_Text provided_:
--*--
Runner provisioner Preview
|
Runner Provisioner is currently in preview. The product, its configuration schema, and its APIs are subject to change before general availability. It is not recommended for production workloads. If you encounter issues or have feedback, see Feedback and Support. |
Runner Provisioner is a Kubernetes controller that automatically scales CircleCI runner VMs using KubeVirt. Runner Provisioner polls the CircleCI API for pending and running tasks, then adjusts a VirtualMachinePool replica count to match demand.
The current preview version is 0.1.0.
Getting access
Runner Provisioner is available to invited preview participants only. To request access, fill out the Runner Provisioner preview access request form.
Once access is granted, you will receive credentials for the image registry referenced in the Quickstart, and access to the Runner Provisioner preview Slack channel.
Feedback and support
Runner Provisioner is available to invited preview participants only. As a preview customer, expect bugs and missing features — this is early-stage software and sharp edges are normal.
In exchange, detailed feedback is expected. Your input directly shapes what gets built before general availability. You have direct access to the CircleCI product and engineering team throughout the preview.
Escalate directly via the #runner-provisioner-preview Slack channel for:
-
Troubleshooting issues
-
Bugs and feature requests
-
General questions
Do not open a support ticket for issues with Runner Provisioner. Issues are routed directly to the product team with a 24-hour internal response target.
Prerequisites
-
A Kubernetes cluster with KubeVirt installed. Refer to the KubeVirt compatibility matrix for the appropriate version for your cluster. Runner Provisioner has been tested with v1.8.
-
kubectlconfigured against your cluster. -
helmv3+. -
A CircleCI runner resource class and its associated resource class token. Create one in the CircleCI web app under Self-Hosted Runners. This token is used by the agent running on the VM to authenticate with CircleCI and claim and execute jobs for that resource class.
-
A CircleCI API token with permission to query runner tasks. This may be a personal API token or a project API token with read-only access.
-
An image pull secret named
regcredin the target namespace. The Helm chart references this by default.
--*--
_Provided records_:
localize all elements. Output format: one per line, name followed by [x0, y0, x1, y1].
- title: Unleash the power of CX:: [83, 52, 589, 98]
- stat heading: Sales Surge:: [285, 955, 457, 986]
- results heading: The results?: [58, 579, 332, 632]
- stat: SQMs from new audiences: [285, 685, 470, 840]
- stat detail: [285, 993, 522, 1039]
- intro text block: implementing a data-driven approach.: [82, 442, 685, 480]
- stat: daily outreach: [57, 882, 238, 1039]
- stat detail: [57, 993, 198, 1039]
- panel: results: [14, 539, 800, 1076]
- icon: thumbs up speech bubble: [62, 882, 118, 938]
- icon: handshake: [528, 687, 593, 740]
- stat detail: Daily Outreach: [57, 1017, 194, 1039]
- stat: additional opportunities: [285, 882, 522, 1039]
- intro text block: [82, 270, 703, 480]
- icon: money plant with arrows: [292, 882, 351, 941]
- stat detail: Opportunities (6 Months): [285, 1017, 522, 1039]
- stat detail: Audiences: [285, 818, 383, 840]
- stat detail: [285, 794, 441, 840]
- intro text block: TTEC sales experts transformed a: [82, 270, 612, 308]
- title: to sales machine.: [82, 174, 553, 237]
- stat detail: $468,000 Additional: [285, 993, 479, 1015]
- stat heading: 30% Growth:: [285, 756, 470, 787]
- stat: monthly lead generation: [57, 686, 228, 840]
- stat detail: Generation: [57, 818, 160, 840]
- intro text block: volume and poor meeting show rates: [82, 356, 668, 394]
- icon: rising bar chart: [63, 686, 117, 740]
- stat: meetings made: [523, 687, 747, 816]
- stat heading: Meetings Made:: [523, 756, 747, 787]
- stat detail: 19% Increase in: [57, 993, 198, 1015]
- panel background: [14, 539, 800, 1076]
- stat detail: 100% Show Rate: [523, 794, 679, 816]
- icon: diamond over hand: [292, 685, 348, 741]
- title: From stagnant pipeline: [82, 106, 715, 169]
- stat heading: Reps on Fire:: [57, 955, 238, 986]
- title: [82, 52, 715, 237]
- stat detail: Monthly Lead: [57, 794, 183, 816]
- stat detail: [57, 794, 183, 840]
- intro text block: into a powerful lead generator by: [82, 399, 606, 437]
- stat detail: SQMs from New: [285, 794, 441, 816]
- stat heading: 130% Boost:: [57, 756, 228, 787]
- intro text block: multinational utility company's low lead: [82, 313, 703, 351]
--*--
_Problems to solve_:
A. According to the Runner Provisioner page, what is the current preview version?
B. List every kind of matter the Runner Provisioner page says to escalate through the #runner-provisioner-preview Slack channel.
C. Pick up the Runner Provisioner page after its last sentence and write the next part.

_Answers given_:
A. 0.1.0

B.
- Troubleshooting issues
- Bugs and feature requests
- General questions

C.
Cluster requirements
Nested virtualization
KubeVirt runs VMs inside Kubernetes pods. Each node that will host runner VMs must expose /dev/kvm — the node itself must support hardware-accelerated virtualization (either bare metal, or a cloud VM with nested virtualization enabled).
Verify KVM is available on a node by checking the virt-handler pod on that node.
Get a list of virt-handler pods:
$ kubectl get pods -n kubevirt -l kubevirt.io=virt-handler
Select any of the pods listed in the output to run the following command:
$ kubectl exec -n kubevirt <virt-handler-pod> -- ls /proc/1/root/dev/kvm
Defaulted container "virt-handler" out of: virt-handler, virt-launcher (init)
/proc/1/root/dev/kvm
If the file is absent, VMs cannot be scheduled on that node regardless of how KubeVirt is configured. On cloud providers, nested virtualization is typically disabled by default and must be explicitly enabled on the node pool or instance group before the nodes are created. Nested virtualization cannot be patched onto existing nodes.
Dedicated node pool for VM workloads (optional)
Running runner VMs on a dedicated node pool, separate from the nodes that run KubeVirt’s own control plane components (virt-operator, virt-api, virt-controller), is recommended. This prevents VM workloads from competing with cluster infrastructure for resources.
Nodes in this pool must have nested virtualization enabled. Nested virtualization but be configured at node or instance creation time and cannot be patched onto existing nodes. Details on how to enable nested virtualization for GCP, AKS, and AWS node pools are covered in the following sections.
Tainted nodes (optional)
Taint the nodes to prevent arbitrary workloads from landing on them while still allowing virt-launcher pods through. For information on Taints and Tolerations, see the Kubernetes Documentation.
Then patch the virt-handler so it can run on the tainted nodes. The KubeVirt operator manages the DaemonSet, so this must go through the KubeVirt CR rather than a direct patch. Replace the toleration key with the taint key you applied to your nodes:
$ kubectl patch kubevirt kubevirt -n kubevirt --type=merge -p='{
"spec": {
"customizeComponents": {
"patches": [
{
"resourceName": "virt-handler",
"resourceType": "DaemonSet",
"patch": "{\"spec\":{\"template\":{\"spec\":{\"tolerations\":[{\"key\":\"CriticalAddonsOnly\",\"operator\":\"Exists\"},{\"key\":\"<your-taint-key>\",\"operator\":\"Exists\",\"effect\":\"NoSchedule\"}]}}}}",
"type": "merge"
}
]
}
}
}'
Use this patch command in the cloud provider examples below.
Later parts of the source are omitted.